• SHORT TASK
Everything in the listing except the pictures should be written out exactly.
************
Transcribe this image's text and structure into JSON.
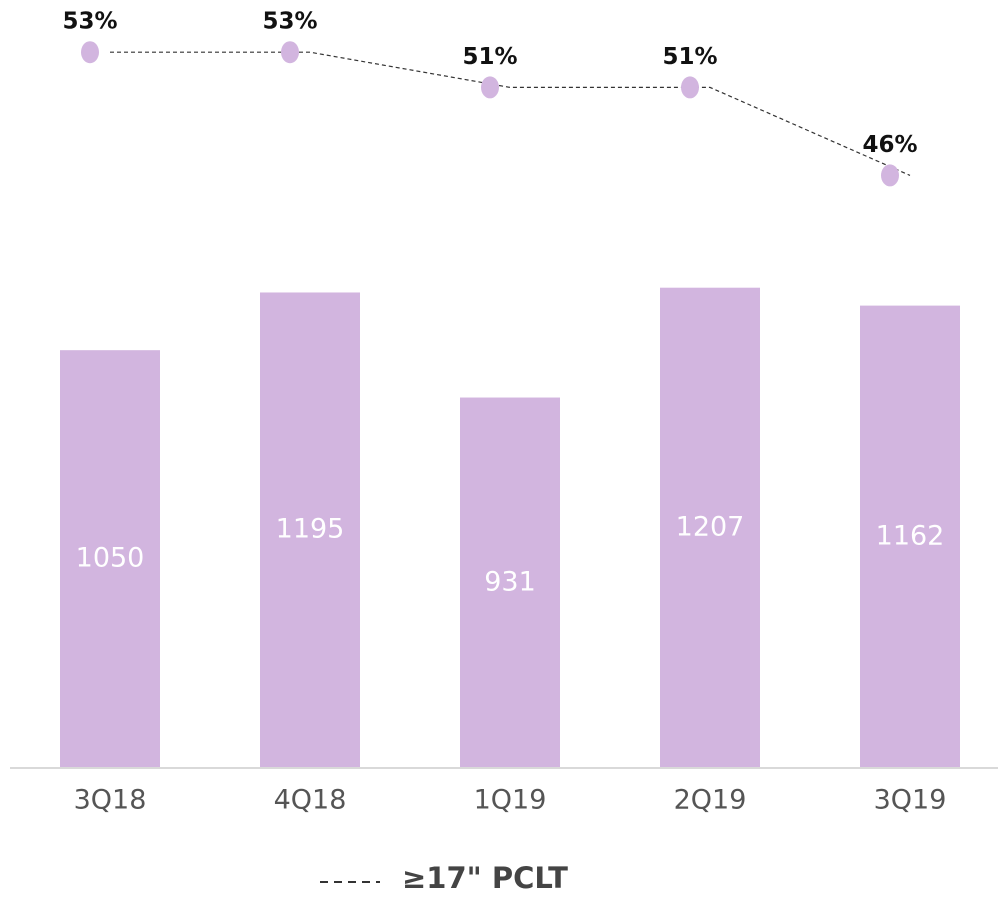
{
  "chart_data": {
    "type": "bar",
    "categories": [
      "3Q18",
      "4Q18",
      "1Q19",
      "2Q19",
      "3Q19"
    ],
    "series": [
      {
        "color": "#d2b5df",
        "values": [
          1050,
          1195,
          931,
          1207,
          1162
        ]
      },
      {
        "name": "≥17\" PCLT",
        "type": "line",
        "axis": "y2",
        "color": "#d2b5df",
        "values": [
          53,
          53,
          51,
          51,
          46
        ],
        "value_labels": [
          "53%",
          "53%",
          "51%",
          "51%",
          "46%"
        ]
      }
    ],
    "ylim": [
      0,
      1930
    ],
    "y2lim": [
      40,
      55
    ]
  }
}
************
• COMPLETED EXERCISE
Transcribe this image's text and structure into JSON.
{
  "chart_data": {
    "type": "bar",
    "categories": [
      "3Q18",
      "4Q18",
      "1Q19",
      "2Q19",
      "3Q19"
    ],
    "series": [
      {
        "color": "#d2b5df",
        "values": [
          1050,
          1195,
          931,
          1207,
          1162
        ]
      },
      {
        "name": "≥17\" PCLT",
        "type": "line",
        "axis": "y2",
        "color": "#d2b5df",
        "values": [
          53,
          53,
          51,
          51,
          46
        ],
        "value_labels": [
          "53%",
          "53%",
          "51%",
          "51%",
          "46%"
        ]
      }
    ],
    "ylim": [
      0,
      1930
    ],
    "y2lim": [
      40,
      55
    ]
  }
}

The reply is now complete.